**Directive**
Go through the records and copy each line where the word "this" occurs.

**Supplied entries**
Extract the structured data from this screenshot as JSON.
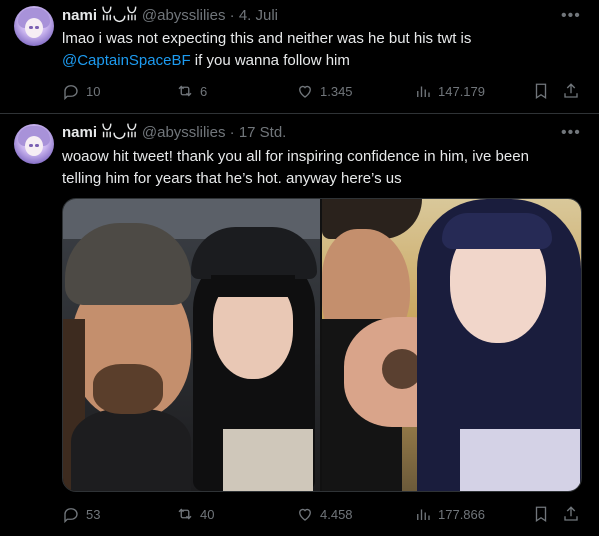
{
  "tweets": [
    {
      "name": "nami ꈍ◡ꈍ",
      "handle": "@abysslilies",
      "sep": "·",
      "time": "4. Juli",
      "text_plain": "lmao i was not expecting this and neither was he but his twt is",
      "mention": "@CaptainSpaceBF",
      "text_after": " if you wanna follow him",
      "stats": {
        "replies": "10",
        "reposts": "6",
        "likes": "1.345",
        "views": "147.179"
      }
    },
    {
      "name": "nami ꈍ◡ꈍ",
      "handle": "@abysslilies",
      "sep": "·",
      "time": "17 Std.",
      "text_line1": "woaow hit tweet! thank you all for inspiring confidence in him, ive been",
      "text_line2": "telling him for years that he’s hot. anyway here’s us",
      "stats": {
        "replies": "53",
        "reposts": "40",
        "likes": "4.458",
        "views": "177.866"
      }
    }
  ],
  "icons": {
    "more": "more-icon",
    "reply": "reply-icon",
    "repost": "repost-icon",
    "like": "like-icon",
    "views": "views-icon",
    "bookmark": "bookmark-icon",
    "share": "share-icon"
  },
  "colors": {
    "background": "#000000",
    "text": "#e7e9ea",
    "muted": "#71767b",
    "link": "#1d9bf0",
    "divider": "#2f3336"
  }
}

**Exercise result**
Extract the structured data from this screenshot as JSON.
      "text_plain": "lmao i was not expecting this and neither was he but his twt is",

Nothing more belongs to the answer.